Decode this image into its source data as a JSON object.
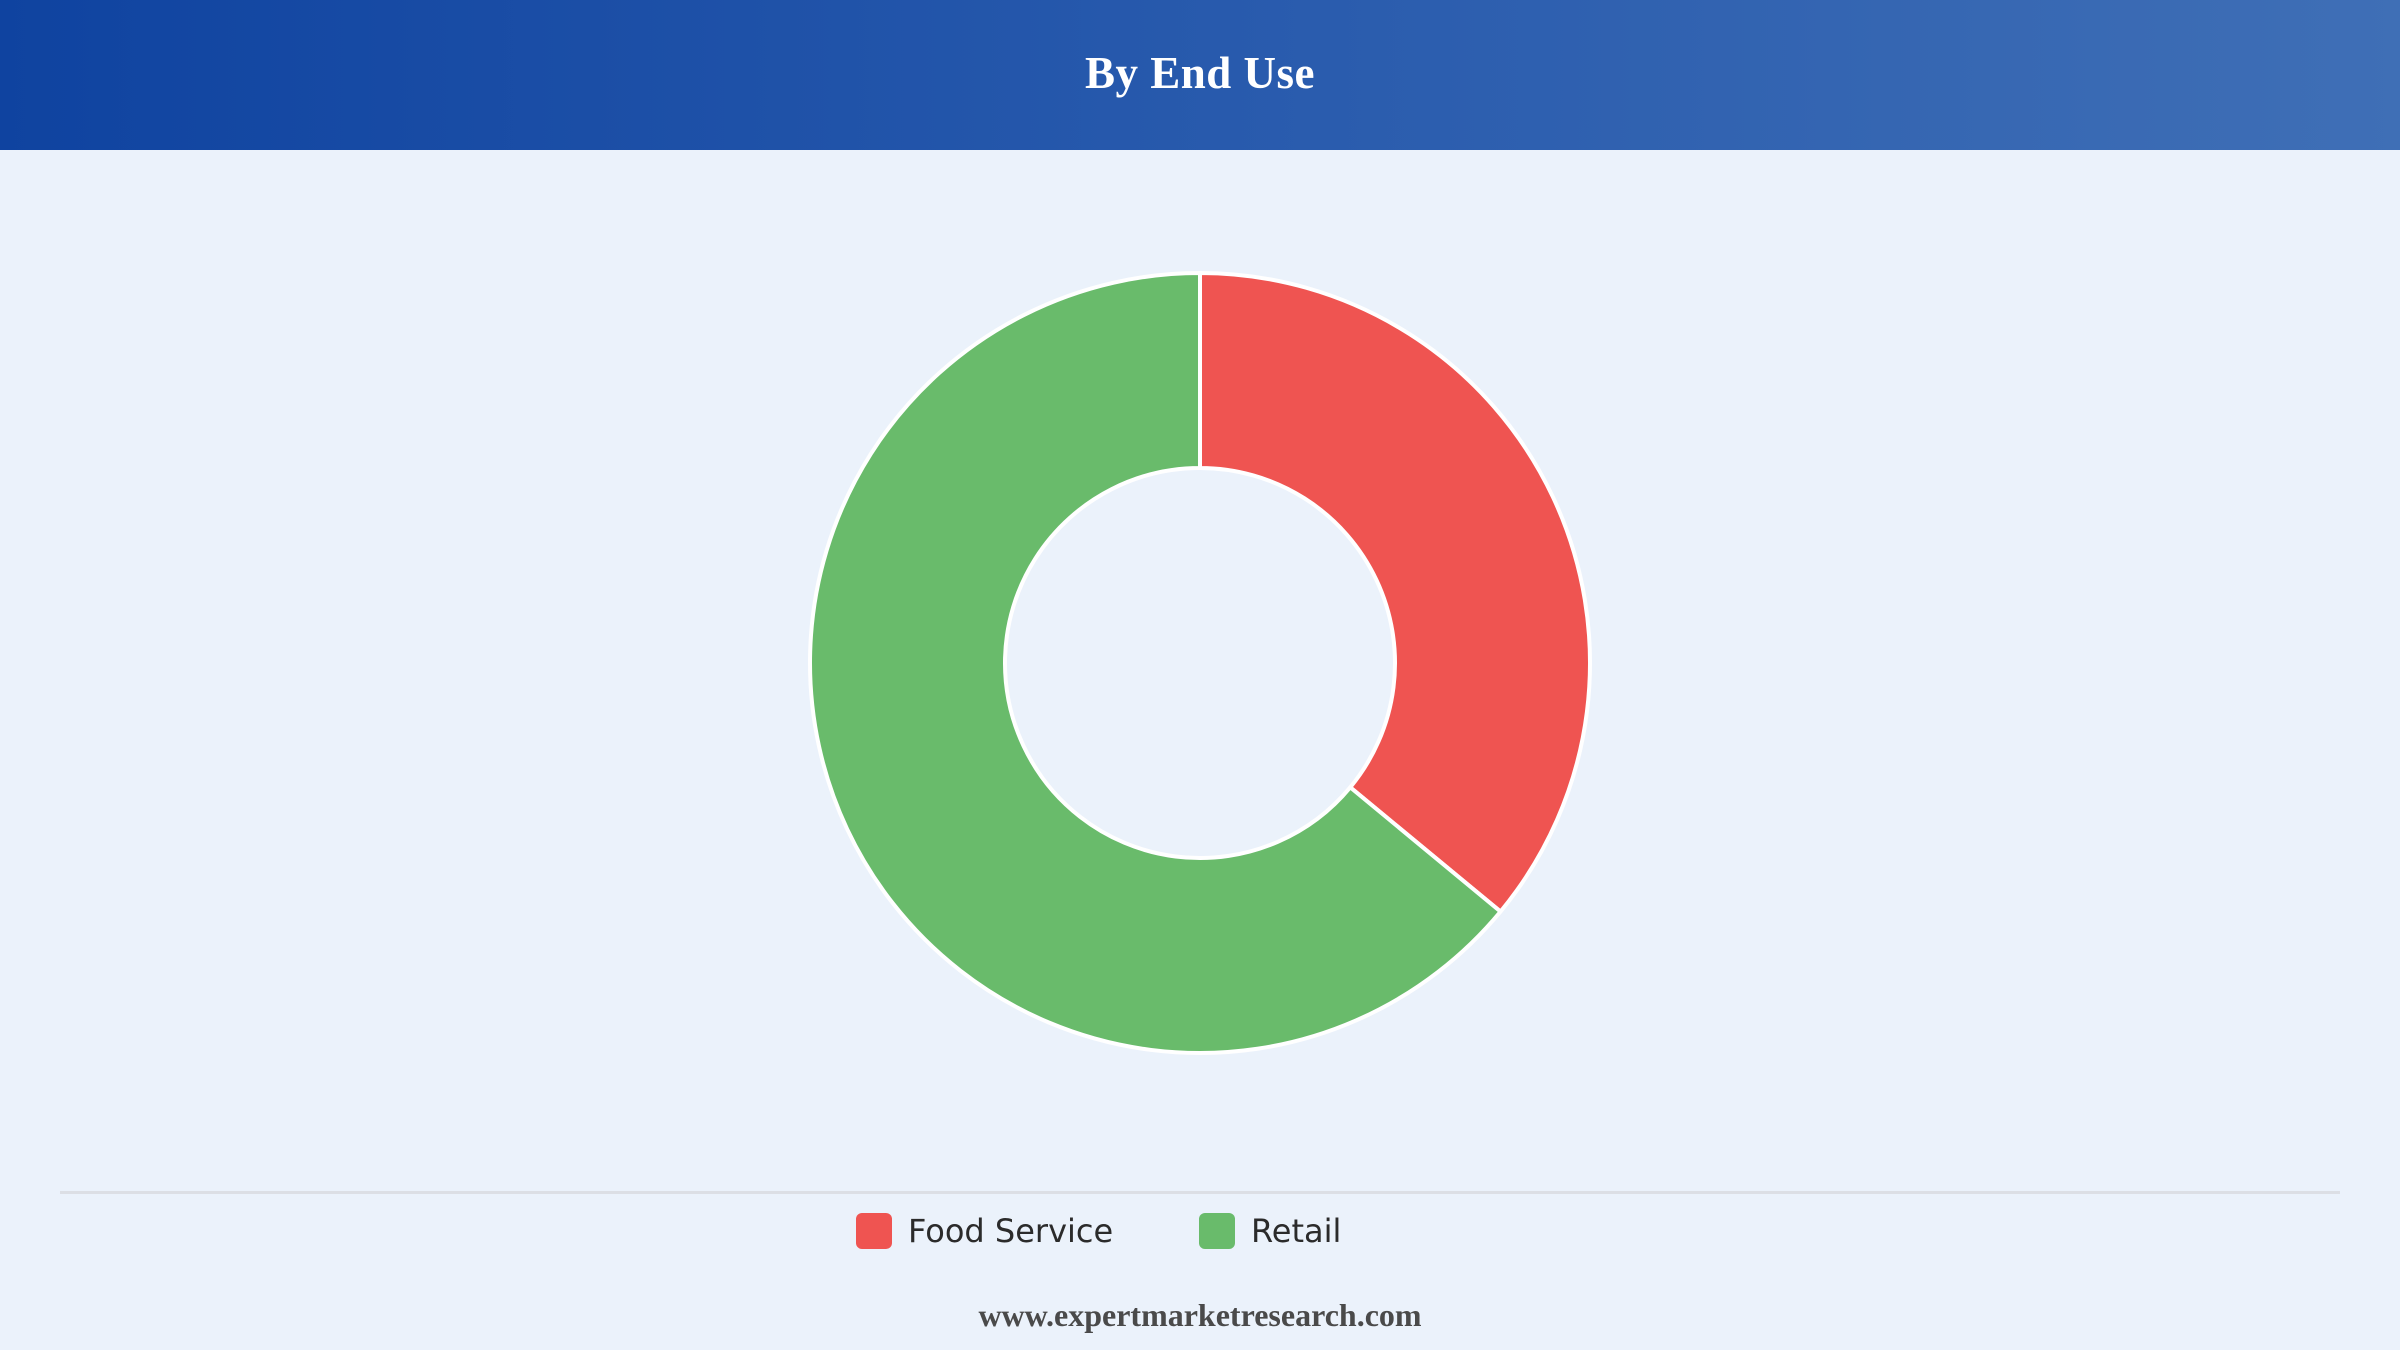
{
  "header": {
    "title": "By End Use"
  },
  "chart_data": {
    "type": "pie",
    "variant": "donut",
    "title": "By End Use",
    "categories": [
      "Food Service",
      "Retail"
    ],
    "values": [
      36,
      64
    ],
    "unit": "%",
    "colors": [
      "#ef5451",
      "#69bb6b"
    ],
    "legend_position": "bottom"
  },
  "legend": {
    "items": [
      {
        "label": "Food Service",
        "color": "#ef5451"
      },
      {
        "label": "Retail",
        "color": "#69bb6b"
      }
    ]
  },
  "footer": {
    "website": "www.expertmarketresearch.com"
  }
}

TASK DESCRIPTION ▸
Word for word, quote the full listing, omitting every picture.

OUTPUT OF THE EXERCISE ▸
Decode this image into its source data as a JSON object.
{
  "header": {
    "title": "By End Use"
  },
  "chart_data": {
    "type": "pie",
    "variant": "donut",
    "title": "By End Use",
    "categories": [
      "Food Service",
      "Retail"
    ],
    "values": [
      36,
      64
    ],
    "unit": "%",
    "colors": [
      "#ef5451",
      "#69bb6b"
    ],
    "legend_position": "bottom"
  },
  "legend": {
    "items": [
      {
        "label": "Food Service",
        "color": "#ef5451"
      },
      {
        "label": "Retail",
        "color": "#69bb6b"
      }
    ]
  },
  "footer": {
    "website": "www.expertmarketresearch.com"
  }
}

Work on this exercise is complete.